(Spatial annotation records)
○ ○ ○ ○ ○

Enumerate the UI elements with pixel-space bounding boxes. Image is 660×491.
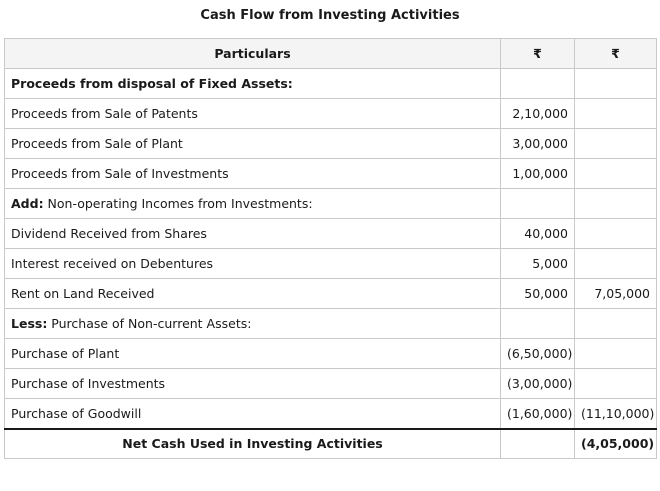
empty-cell xyxy=(501,309,575,339)
subtotal-amount: (11,10,000) xyxy=(575,399,657,429)
subtotal-amount: 7,05,000 xyxy=(575,279,657,309)
row-amount: (1,60,000) xyxy=(501,399,575,429)
empty-cell xyxy=(575,339,657,369)
empty-cell xyxy=(575,99,657,129)
empty-cell xyxy=(575,219,657,249)
row-label: Proceeds from Sale of Plant xyxy=(5,129,501,159)
table-row xyxy=(5,339,657,369)
empty-cell xyxy=(575,249,657,279)
empty-cell xyxy=(575,309,657,339)
section-prefix: Add: xyxy=(11,196,44,211)
row-amount: (3,00,000) xyxy=(501,369,575,399)
empty-cell xyxy=(575,129,657,159)
particulars-header: Particulars xyxy=(5,39,501,69)
row-label: Rent on Land Received xyxy=(5,279,501,309)
table-row xyxy=(5,99,657,129)
net-total-row xyxy=(5,429,657,459)
empty-cell xyxy=(575,189,657,219)
section-heading-incomes xyxy=(5,189,501,219)
row-label: Proceeds from Sale of Investments xyxy=(5,159,501,189)
row-label: Purchase of Goodwill xyxy=(5,399,501,429)
row-amount: (6,50,000) xyxy=(501,339,575,369)
empty-cell xyxy=(575,369,657,399)
empty-cell xyxy=(575,69,657,99)
table-row xyxy=(5,159,657,189)
cash-flow-table xyxy=(4,38,657,459)
amount-header-1: ₹ xyxy=(501,39,575,69)
net-label: Net Cash Used in Investing Activities xyxy=(5,429,501,459)
row-amount: 3,00,000 xyxy=(501,129,575,159)
row-label: Proceeds from Sale of Patents xyxy=(5,99,501,129)
table-row xyxy=(5,279,657,309)
row-amount: 5,000 xyxy=(501,249,575,279)
table-header-row xyxy=(5,39,657,69)
row-amount: 1,00,000 xyxy=(501,159,575,189)
empty-cell xyxy=(575,159,657,189)
empty-cell xyxy=(501,189,575,219)
net-total-amount: (4,05,000) xyxy=(575,429,657,459)
document-title: Cash Flow from Investing Activities xyxy=(200,8,460,23)
section-heading-row xyxy=(5,309,657,339)
row-label: Dividend Received from Shares xyxy=(5,219,501,249)
table-row xyxy=(5,369,657,399)
empty-cell xyxy=(501,69,575,99)
row-label: Interest received on Debentures xyxy=(5,249,501,279)
row-label: Purchase of Plant xyxy=(5,339,501,369)
section-text: Purchase of Non-current Assets: xyxy=(47,316,252,331)
section-heading-proceeds: Proceeds from disposal of Fixed Assets: xyxy=(5,69,501,99)
table-row xyxy=(5,129,657,159)
empty-cell xyxy=(501,429,575,459)
section-text: Non-operating Incomes from Investments: xyxy=(43,196,313,211)
section-prefix: Less: xyxy=(11,316,48,331)
row-amount: 50,000 xyxy=(501,279,575,309)
amount-header-2: ₹ xyxy=(575,39,657,69)
row-label: Purchase of Investments xyxy=(5,369,501,399)
row-amount: 2,10,000 xyxy=(501,99,575,129)
row-amount: 40,000 xyxy=(501,219,575,249)
section-heading-purchases xyxy=(5,309,501,339)
table-row xyxy=(5,219,657,249)
table-row xyxy=(5,399,657,429)
section-heading-row xyxy=(5,69,657,99)
table-row xyxy=(5,249,657,279)
section-heading-row xyxy=(5,189,657,219)
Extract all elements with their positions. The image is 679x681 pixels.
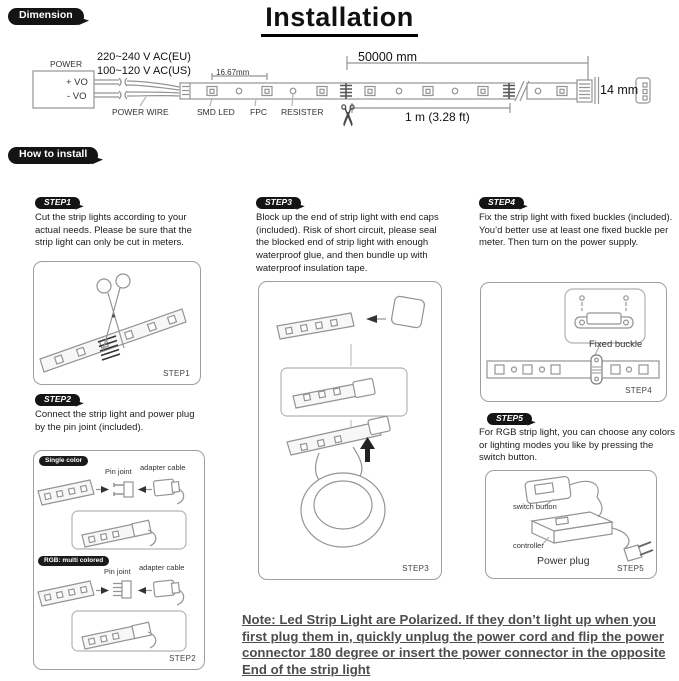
polarity-note: Note: Led Strip Light are Polarized. If they don’t light up when you first plug them in, quickly unplug the power cord and flip the power connector 180 degree or insert the power connector in the opposite End of the strip light [242,612,666,678]
switch-button-label: switch button [513,502,557,511]
step4-figure [480,282,667,402]
power-plug-drawing [612,528,653,561]
step3-figure-art [259,282,441,579]
step4-badge-label: STEP4 [488,197,515,207]
single-color-badge [39,456,88,466]
step2-figure-tag: STEP2 [169,654,196,663]
rgb-connection [38,580,186,651]
scissors-icon: ✂ [330,103,363,129]
pin-joint-label-rgb: Pin joint [104,567,131,576]
step2-figure [33,450,205,670]
step4-figure-tag: STEP4 [625,386,652,395]
smd-led-label: SMD LED [197,107,235,117]
cut-unit-label: 1 m (3.28 ft) [405,110,470,124]
total-length-label: 50000 mm [358,50,418,64]
power-label: POWER [50,59,83,69]
led-strip [180,77,599,104]
single-color-label: Single color [45,457,83,464]
step3-badge-label: STEP3 [265,197,292,207]
strip-being-cut [40,309,186,372]
adapter-cable-label: adapter cable [140,463,186,472]
voltage-eu-label: 220~240 V AC(EU) [97,51,191,63]
step3-figure-tag: STEP3 [402,564,429,573]
step5-badge [487,413,532,425]
step3-text: Block up the end of strip light with end caps (included). Risk of short circuit, please seal the blocked end of strip light with enough waterproof glue, and then bundle up with waterproof insulation tape. [256,212,439,274]
step1-badge [35,197,80,209]
power-plug-label: Power plug [537,555,590,567]
strip-with-buckle [487,355,659,384]
pin-joint-label: Pin joint [105,467,132,476]
step1-text: Cut the strip lights according to your actual needs. Please be sure that the strip light can only be cut in meters. [35,212,192,249]
adapter-cable-label-rgb: adapter cable [139,563,185,572]
strip-width-label: 14 mm [600,83,639,97]
step1-badge-label: STEP1 [44,197,71,207]
fixed-buckle-label: Fixed buckle [589,339,643,350]
step5-figure-tag: STEP5 [617,564,644,573]
step1-figure-art [34,262,200,384]
how-to-install-label: How to install [19,148,88,160]
step2-badge-label: STEP2 [44,394,71,404]
step4-badge [479,197,524,209]
step3-figure [258,281,442,580]
end-cap-insertion [277,296,425,432]
step5-figure [485,470,657,579]
how-to-install-badge [8,147,98,164]
step4-text: Fix the strip light with fixed buckles (included). You’d better use at least one fixed buckle per meter. Then turn on the power supply. [479,212,673,249]
switch-remote [525,476,598,505]
page-title: Installation [261,2,418,37]
power-wire-label: POWER WIRE [112,107,169,117]
step5-badge-label: STEP5 [496,413,523,423]
minus-terminal-label: - VO [67,91,87,102]
fpc-label: FPC [250,107,267,117]
power-wires [94,78,179,106]
tape-wrapping [287,416,390,547]
step1-figure-tag: STEP1 [163,369,190,378]
dimension-badge-label: Dimension [19,9,73,21]
controller-label: controller [513,541,544,550]
plus-terminal-label: + VO [66,77,88,88]
voltage-us-label: 100~120 V AC(US) [97,65,191,77]
step3-badge [256,197,301,209]
step2-badge [35,394,80,406]
step5-text: For RGB strip light, you can choose any colors or lighting modes you like by pressing the switch button. [479,427,675,464]
step2-text: Connect the strip light and power plug by the pin joint (included). [35,409,195,433]
resister-label: RESISTER [281,107,324,117]
single-color-connection [38,479,186,549]
rgb-multi-colored-label: RGB: multi colored [44,557,104,564]
rgb-multi-colored-badge [38,556,109,566]
led-pitch-label: 16.67mm [216,68,250,77]
step1-figure [33,261,201,385]
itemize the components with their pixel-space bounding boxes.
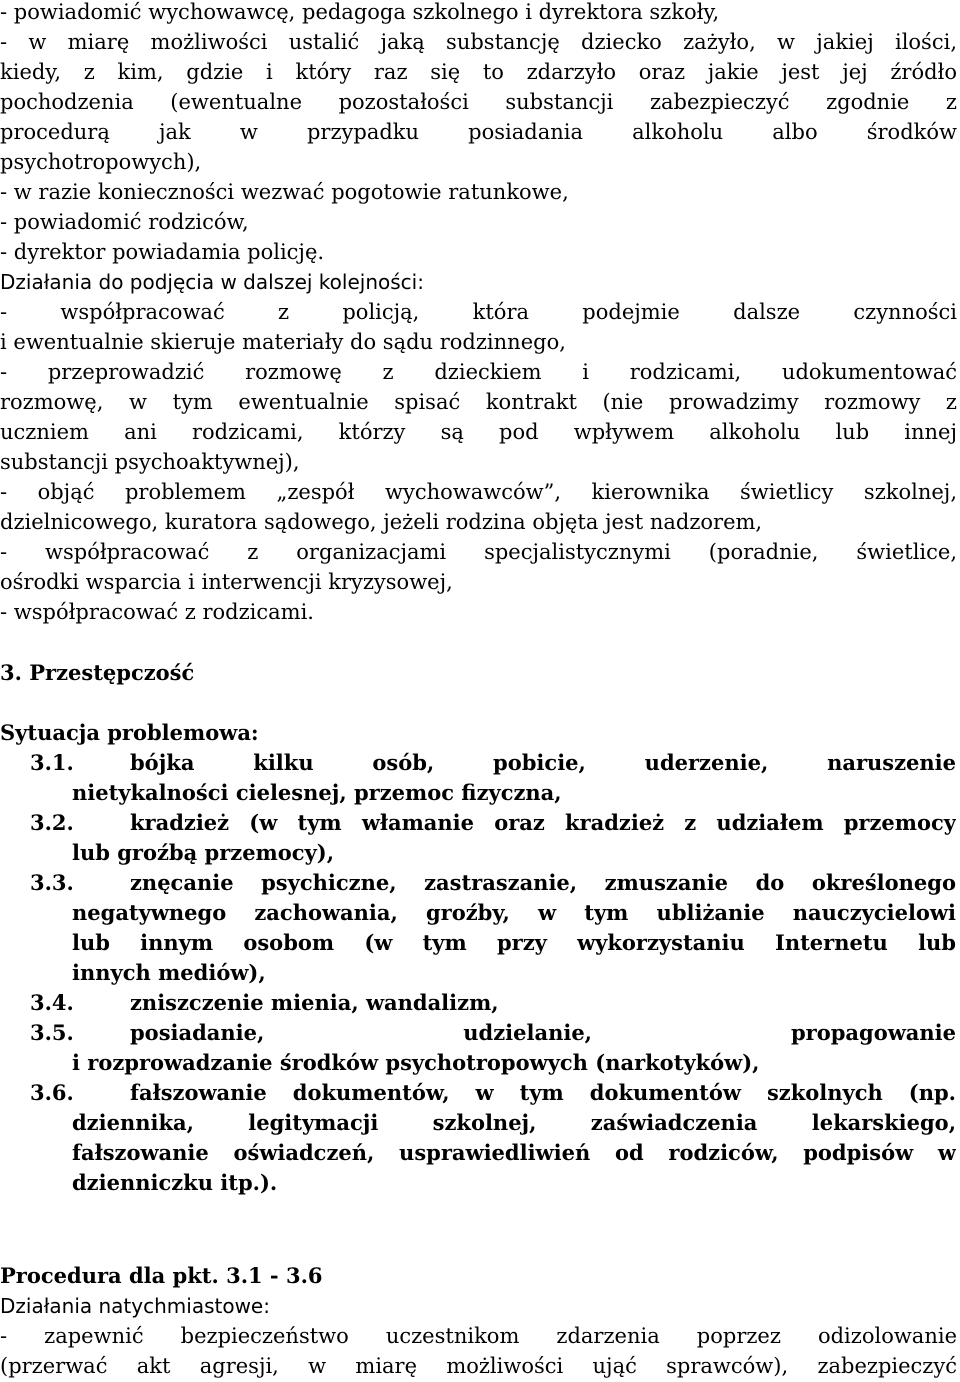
text-line: - w razie konieczności wezwać pogotowie ratunkowe, [0, 180, 569, 204]
text-line: i ewentualnie skieruje materiały do sądu rodzinnego, [0, 330, 566, 354]
item-text: negatywnego zachowania, groźby, w tym ubliżanie nauczycielowi [72, 900, 956, 925]
item-text: dziennika, legitymacji szkolnej, zaświadczenia lekarskiego, [72, 1110, 956, 1135]
item-text: fałszowanie oświadczeń, usprawiedliwień od rodziców, podpisów w [72, 1140, 956, 1165]
text-line: - powiadomić rodziców, [0, 210, 249, 234]
text-line: dzielnicowego, kuratora sądowego, jeżeli rodzina objęta jest nadzorem, [0, 510, 763, 534]
item-number: 3.5. [30, 1020, 74, 1045]
next-steps-heading: Działania do podjęcia w dalszej kolejności: [0, 270, 424, 294]
text-line: (przerwać akt agresji, w miarę możliwości ująć sprawców), zabezpieczyć [0, 1354, 957, 1378]
item-number: 3.1. [30, 750, 74, 775]
text-line: - objąć problemem „zespół wychowawców”, kierownika świetlicy szkolnej, [0, 480, 957, 504]
text-line: - powiadomić wychowawcę, pedagoga szkolnego i dyrektora szkoły, [0, 0, 720, 24]
text-line: - przeprowadzić rozmowę z dzieckiem i rodzicami, udokumentować [0, 360, 957, 384]
text-line: - współpracować z rodzicami. [0, 600, 314, 624]
item-number: 3.6. [30, 1080, 74, 1105]
item-text: kradzież (w tym włamanie oraz kradzież z udziałem przemocy [130, 810, 956, 835]
item-text: znęcanie psychiczne, zastraszanie, zmuszanie do określonego [130, 870, 956, 895]
text-line: pochodzenia (ewentualne pozostałości substancji zabezpieczyć zgodnie z [0, 90, 957, 114]
text-line: - dyrektor powiadamia policję. [0, 240, 325, 264]
item-text: posiadanie, udzielanie, propagowanie [130, 1020, 956, 1045]
text-line: - zapewnić bezpieczeństwo uczestnikom zdarzenia poprzez odizolowanie [0, 1324, 957, 1348]
item-text: lub groźbą przemocy), [72, 840, 335, 865]
item-text: nietykalności cielesnej, przemoc fizyczna, [72, 780, 562, 805]
item-text: zniszczenie mienia, wandalizm, [130, 990, 499, 1015]
item-number: 3.4. [30, 990, 74, 1015]
text-line: ośrodki wsparcia i interwencji kryzysowej, [0, 570, 453, 594]
item-text: innych mediów), [72, 960, 266, 985]
text-line: - w miarę możliwości ustalić jaką substancję dziecko zażyło, w jakiej ilości, [0, 30, 957, 54]
item-text: bójka kilku osób, pobicie, uderzenie, naruszenie [130, 750, 956, 775]
text-line: procedurą jak w przypadku posiadania alkoholu albo środków [0, 120, 957, 144]
item-text: fałszowanie dokumentów, w tym dokumentów szkolnych (np. [130, 1080, 956, 1105]
situation-heading: Sytuacja problemowa: [0, 720, 259, 745]
text-line: - współpracować z organizacjami specjalistycznymi (poradnie, świetlice, [0, 540, 957, 564]
text-line: kiedy, z kim, gdzie i który raz się to zdarzyło oraz jakie jest jej źródło [0, 60, 957, 84]
procedure-heading: Procedura dla pkt. 3.1 - 3.6 [0, 1263, 323, 1288]
text-line: uczniem ani rodzicami, którzy są pod wpływem alkoholu lub innej [0, 420, 957, 444]
item-number: 3.2. [30, 810, 74, 835]
immediate-heading: Działania natychmiastowe: [0, 1294, 270, 1318]
item-text: dzienniczku itp.). [72, 1170, 278, 1195]
item-number: 3.3. [30, 870, 74, 895]
text-line: substancji psychoaktywnej), [0, 450, 300, 474]
text-line: rozmowę, w tym ewentualnie spisać kontrakt (nie prowadzimy rozmowy z [0, 390, 957, 414]
item-text: lub innym osobom (w tym przy wykorzystaniu Internetu lub [72, 930, 956, 955]
text-line: - współpracować z policją, która podejmie dalsze czynności [0, 300, 957, 324]
text-line: psychotropowych), [0, 150, 202, 174]
section-title: 3. Przestępczość [0, 660, 195, 685]
item-text: i rozprowadzanie środków psychotropowych (narkotyków), [72, 1050, 760, 1075]
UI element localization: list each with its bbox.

○ ○ ○ ○ ○

▸ Exercise aim
Which lines of the entries run from the line that has "empty-cell xyxy=(501,309,575,339)" through the line that has "net-total-amount: (4,05,000) xyxy=(575,429,657,459)"? Output those lines unchanged, including both end lines.

▸ Right answer
empty-cell xyxy=(501,309,575,339)
subtotal-amount: (11,10,000) xyxy=(575,399,657,429)
subtotal-amount: 7,05,000 xyxy=(575,279,657,309)
row-amount: (1,60,000) xyxy=(501,399,575,429)
empty-cell xyxy=(575,339,657,369)
empty-cell xyxy=(575,99,657,129)
empty-cell xyxy=(575,219,657,249)
row-label: Proceeds from Sale of Plant xyxy=(5,129,501,159)
table-row xyxy=(5,339,657,369)
empty-cell xyxy=(575,249,657,279)
empty-cell xyxy=(575,309,657,339)
section-prefix: Add: xyxy=(11,196,44,211)
row-amount: (3,00,000) xyxy=(501,369,575,399)
empty-cell xyxy=(575,129,657,159)
particulars-header: Particulars xyxy=(5,39,501,69)
row-label: Rent on Land Received xyxy=(5,279,501,309)
table-row xyxy=(5,99,657,129)
net-total-row xyxy=(5,429,657,459)
empty-cell xyxy=(575,189,657,219)
section-heading-incomes xyxy=(5,189,501,219)
row-label: Proceeds from Sale of Investments xyxy=(5,159,501,189)
row-label: Purchase of Goodwill xyxy=(5,399,501,429)
row-amount: (6,50,000) xyxy=(501,339,575,369)
empty-cell xyxy=(575,369,657,399)
empty-cell xyxy=(575,69,657,99)
table-row xyxy=(5,159,657,189)
cash-flow-table xyxy=(4,38,657,459)
amount-header-1: ₹ xyxy=(501,39,575,69)
net-label: Net Cash Used in Investing Activities xyxy=(5,429,501,459)
row-amount: 3,00,000 xyxy=(501,129,575,159)
row-label: Proceeds from Sale of Patents xyxy=(5,99,501,129)
table-row xyxy=(5,279,657,309)
row-amount: 5,000 xyxy=(501,249,575,279)
table-header-row xyxy=(5,39,657,69)
row-amount: 1,00,000 xyxy=(501,159,575,189)
empty-cell xyxy=(575,159,657,189)
empty-cell xyxy=(501,189,575,219)
net-total-amount: (4,05,000) xyxy=(575,429,657,459)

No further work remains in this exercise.